:: Written request ::
Locate each line with the string "不符合题意" in the listing below and copy it.

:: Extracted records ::
— Start —

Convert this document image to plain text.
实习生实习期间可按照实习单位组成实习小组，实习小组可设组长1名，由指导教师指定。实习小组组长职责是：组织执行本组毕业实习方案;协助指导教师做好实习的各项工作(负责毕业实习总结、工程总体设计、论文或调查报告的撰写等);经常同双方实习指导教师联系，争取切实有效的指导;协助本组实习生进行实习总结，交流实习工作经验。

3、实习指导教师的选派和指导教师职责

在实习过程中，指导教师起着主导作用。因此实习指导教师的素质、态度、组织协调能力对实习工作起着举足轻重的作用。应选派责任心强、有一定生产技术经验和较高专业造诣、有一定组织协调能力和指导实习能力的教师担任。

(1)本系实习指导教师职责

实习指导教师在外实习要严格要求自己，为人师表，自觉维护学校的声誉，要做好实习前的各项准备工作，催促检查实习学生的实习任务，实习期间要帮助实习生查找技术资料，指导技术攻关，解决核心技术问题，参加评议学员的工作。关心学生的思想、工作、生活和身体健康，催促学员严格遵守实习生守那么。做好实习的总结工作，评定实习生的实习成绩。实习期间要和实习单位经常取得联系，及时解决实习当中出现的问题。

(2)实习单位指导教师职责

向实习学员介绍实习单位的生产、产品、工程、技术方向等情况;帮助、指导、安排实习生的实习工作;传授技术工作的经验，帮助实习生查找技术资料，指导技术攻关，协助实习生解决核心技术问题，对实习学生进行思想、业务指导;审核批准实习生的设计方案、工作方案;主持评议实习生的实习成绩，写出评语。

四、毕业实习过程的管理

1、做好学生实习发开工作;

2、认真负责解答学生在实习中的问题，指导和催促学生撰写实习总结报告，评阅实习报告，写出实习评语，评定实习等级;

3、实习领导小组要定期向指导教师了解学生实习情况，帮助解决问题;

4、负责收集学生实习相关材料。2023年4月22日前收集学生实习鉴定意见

— End —
— Start —

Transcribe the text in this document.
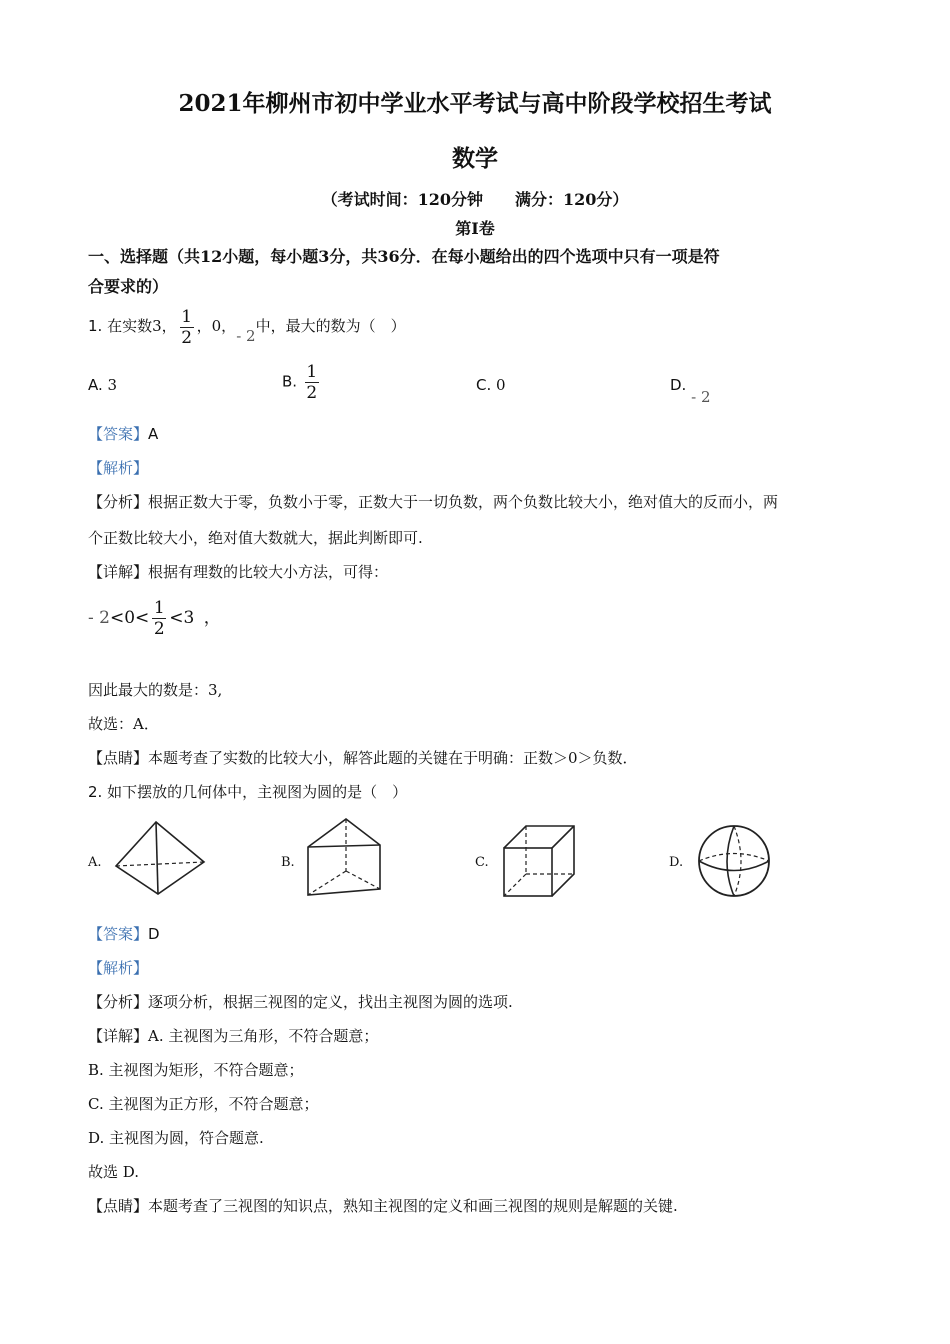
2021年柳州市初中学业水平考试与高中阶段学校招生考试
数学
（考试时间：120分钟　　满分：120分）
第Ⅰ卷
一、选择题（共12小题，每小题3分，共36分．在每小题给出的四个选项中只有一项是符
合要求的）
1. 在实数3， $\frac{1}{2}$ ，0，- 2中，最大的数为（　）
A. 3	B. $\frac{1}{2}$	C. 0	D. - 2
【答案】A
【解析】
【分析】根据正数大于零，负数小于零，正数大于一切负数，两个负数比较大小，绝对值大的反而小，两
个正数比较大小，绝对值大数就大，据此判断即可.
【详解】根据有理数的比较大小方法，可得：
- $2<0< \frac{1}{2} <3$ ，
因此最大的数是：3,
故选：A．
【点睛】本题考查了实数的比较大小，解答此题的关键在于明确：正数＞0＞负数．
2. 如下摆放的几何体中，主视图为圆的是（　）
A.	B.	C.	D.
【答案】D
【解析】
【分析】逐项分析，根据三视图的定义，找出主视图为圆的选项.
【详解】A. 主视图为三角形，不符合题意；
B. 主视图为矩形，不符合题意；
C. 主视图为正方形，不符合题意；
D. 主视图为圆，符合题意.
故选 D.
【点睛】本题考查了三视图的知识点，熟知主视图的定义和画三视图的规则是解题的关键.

— End —

:: Output of the exercise ::
【详解】A. 主视图为三角形，不符合题意；
B. 主视图为矩形，不符合题意；
C. 主视图为正方形，不符合题意；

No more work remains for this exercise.